● **EXERCISE TASK**: Copy out every line containing the word "respiration".

(Data records)
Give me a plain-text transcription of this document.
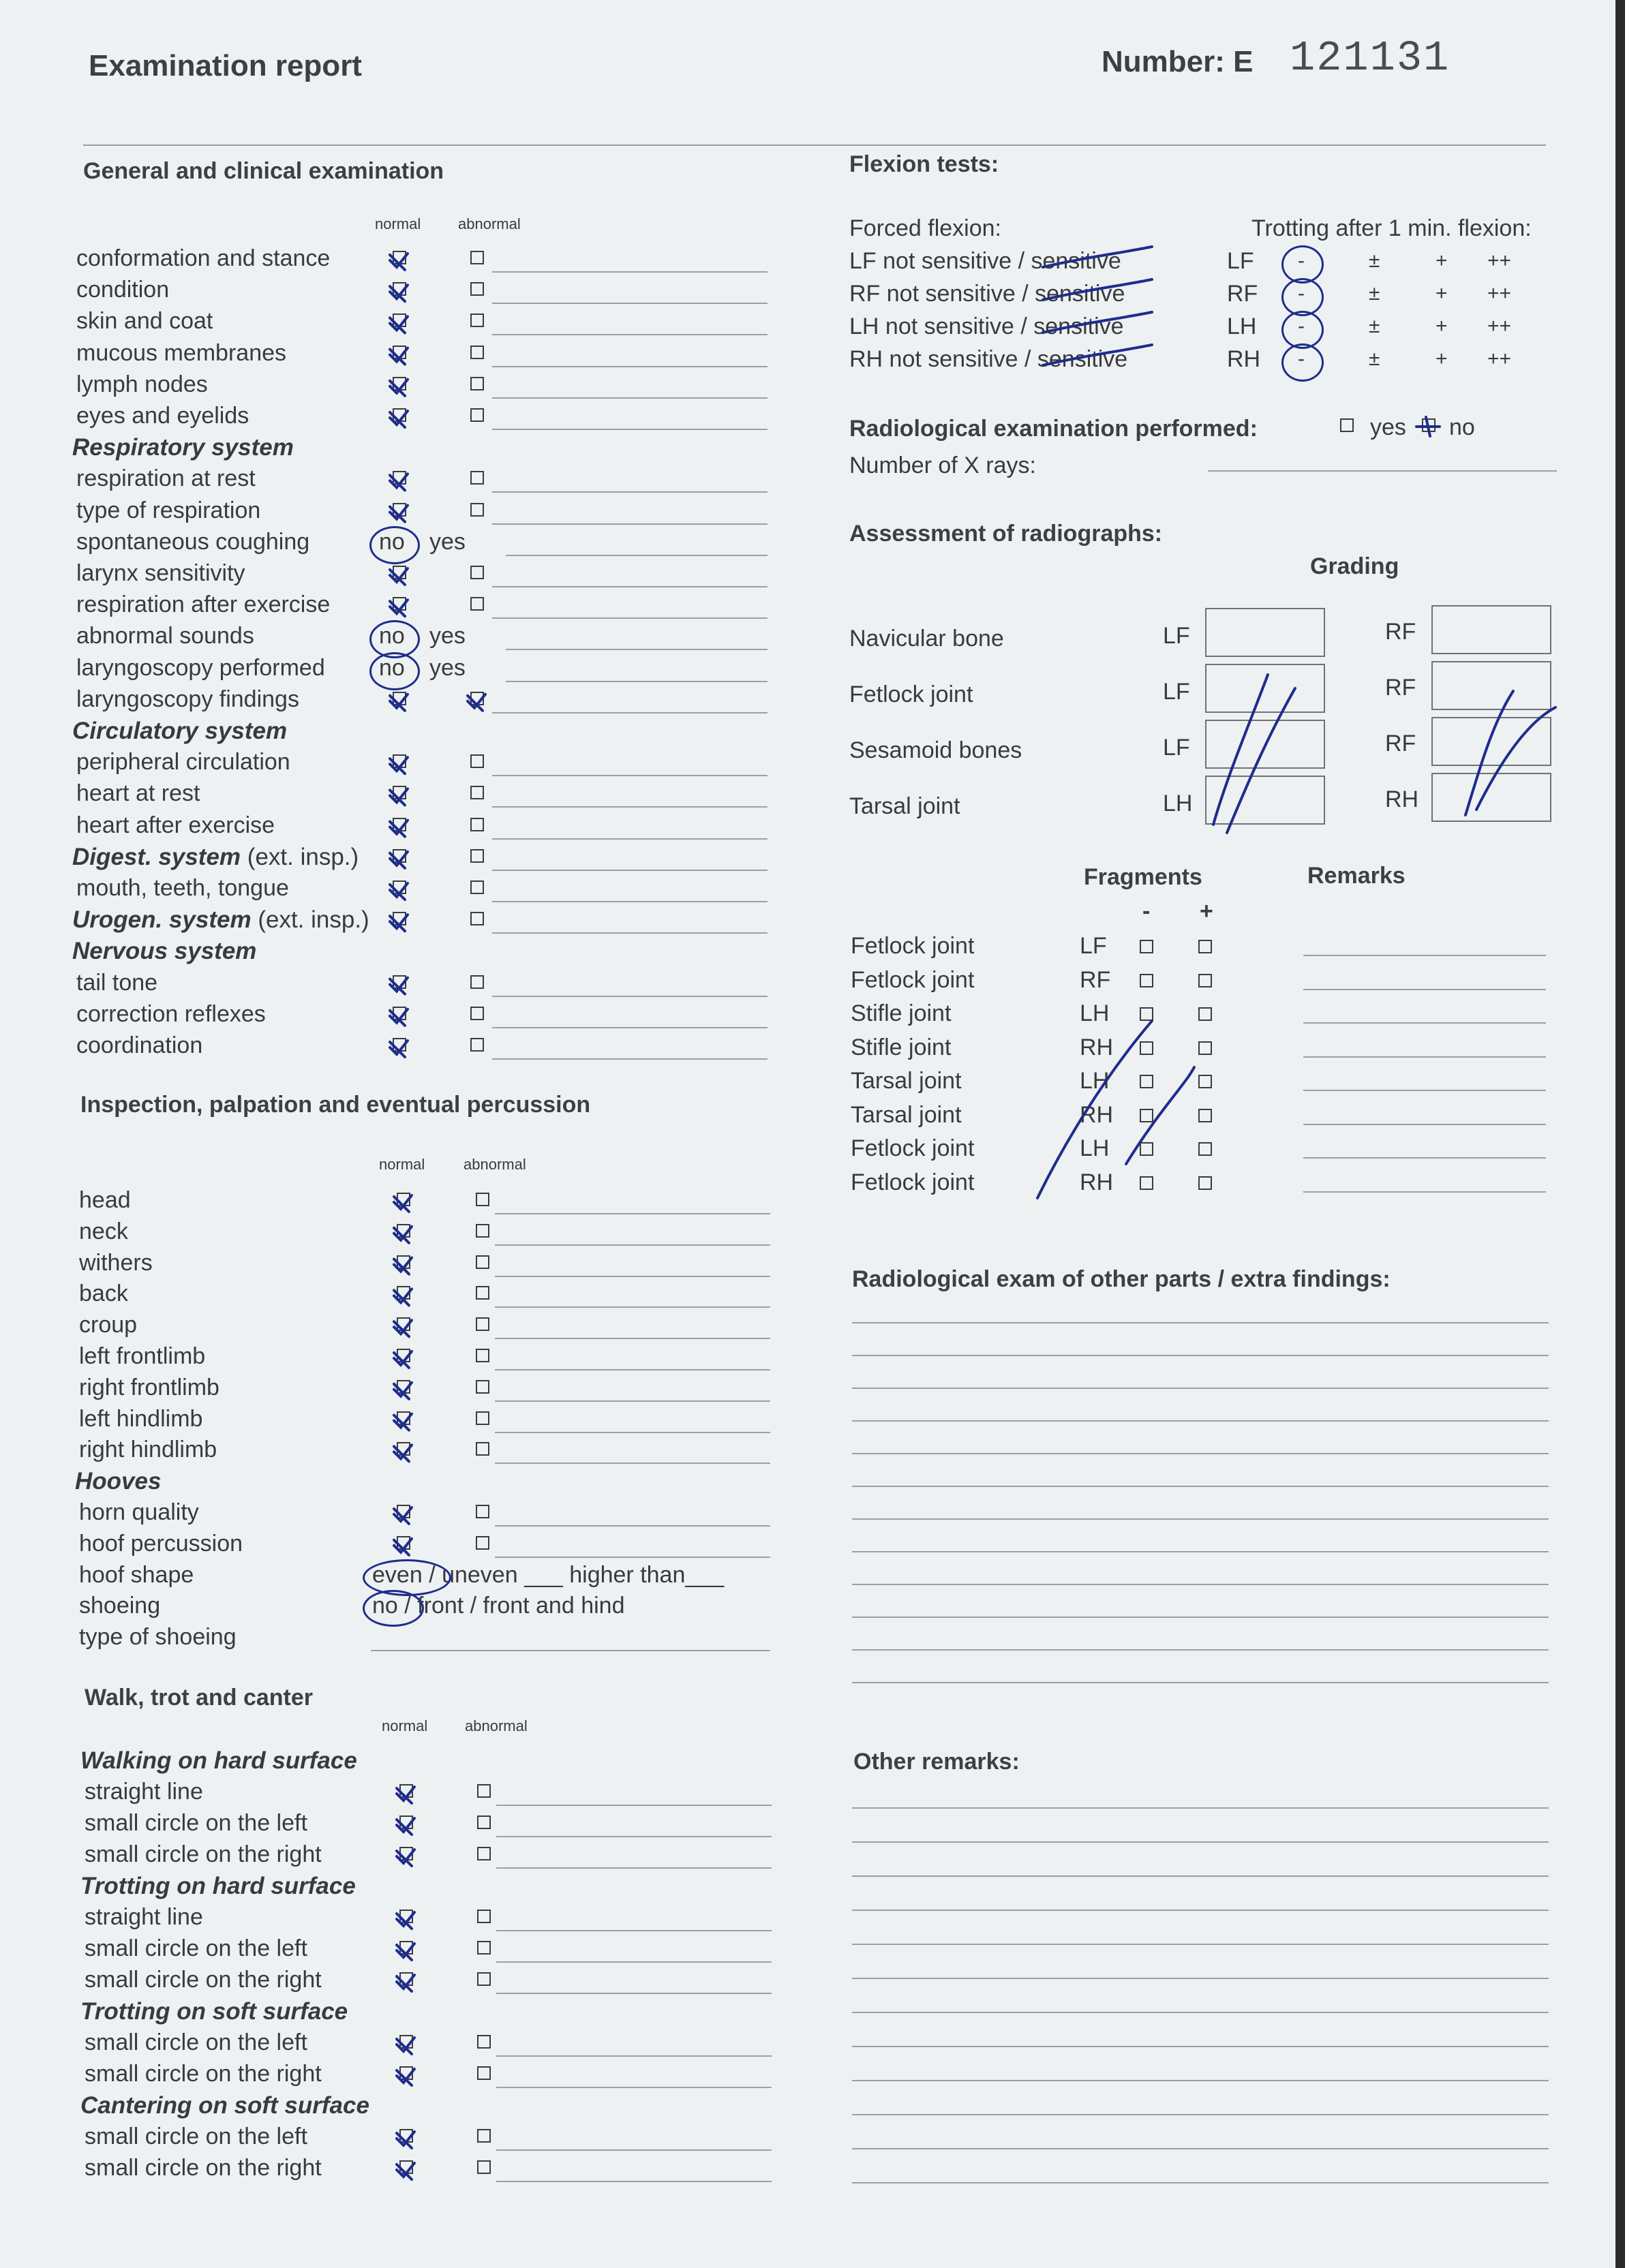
Examination report	Number: E 121131
General and clinical examination
normal abnormal
conformation and stance
condition
skin and coat
mucous membranes
lymph nodes
eyes and eyelids
Respiratory system
respiration at rest
type of respiration
spontaneous coughing	no yes
larynx sensitivity
respiration after exercise
abnormal sounds	no yes
laryngoscopy performed no yes
laryngoscopy findings
Circulatory system
peripheral circulation
heart at rest
heart after exercise
Digest. system (ext. insp.)
mouth, teeth, tongue
Urogen. system (ext. insp.)
Nervous system
tail tone
correction reflexes
coordination
Inspection, palpation and eventual percussion
normal	abnormal
head
neck
withers
back
croup
left frontlimb
right frontlimb
left hindlimb
right hindlimb
Hooves
horn quality
hoof percussion
hoof shape	even / uneven ___ higher than___
shoeing	no / front / front and hind
type of shoeing
Walk, trot and canter
normal abnormal
Walking on hard surface
straight line
small circle on the left
small circle on the right
Trotting on hard surface
straight line
small circle on the left
small circle on the right
Trotting on soft surface
small circle on the left
small circle on the right
Cantering on soft surface
small circle on the left
small circle on the right
Flexion tests:
Forced flexion:	Trotting after 1 min. flexion:
LF not sensitive / sensitive	LF -	±	+ ++
RF not sensitive / sensitive	RF -	±	+ ++
LH not sensitive / sensitive	LH -	±	+ ++
RH not sensitive / sensitive	RH -	±	+ ++
Radiological examination performed:	yes no
Number of X rays:
Assessment of radiographs:
Grading
Navicular bone	LF	RF
Fetlock joint	LF	RF
Sesamoid bones	LF	RF
Tarsal joint	LH	RH
Fragments	Remarks
- +
Fetlock joint	LF
Fetlock joint	RF
Stifle joint	LH
Stifle joint	RH
Tarsal joint	LH
Tarsal joint	RH
Fetlock joint	LH
Fetlock joint	RH
Radiological exam of other parts / extra findings:
Other remarks:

● **FINISHED ANSWER**:
respiration at rest
type of respiration
respiration after exercise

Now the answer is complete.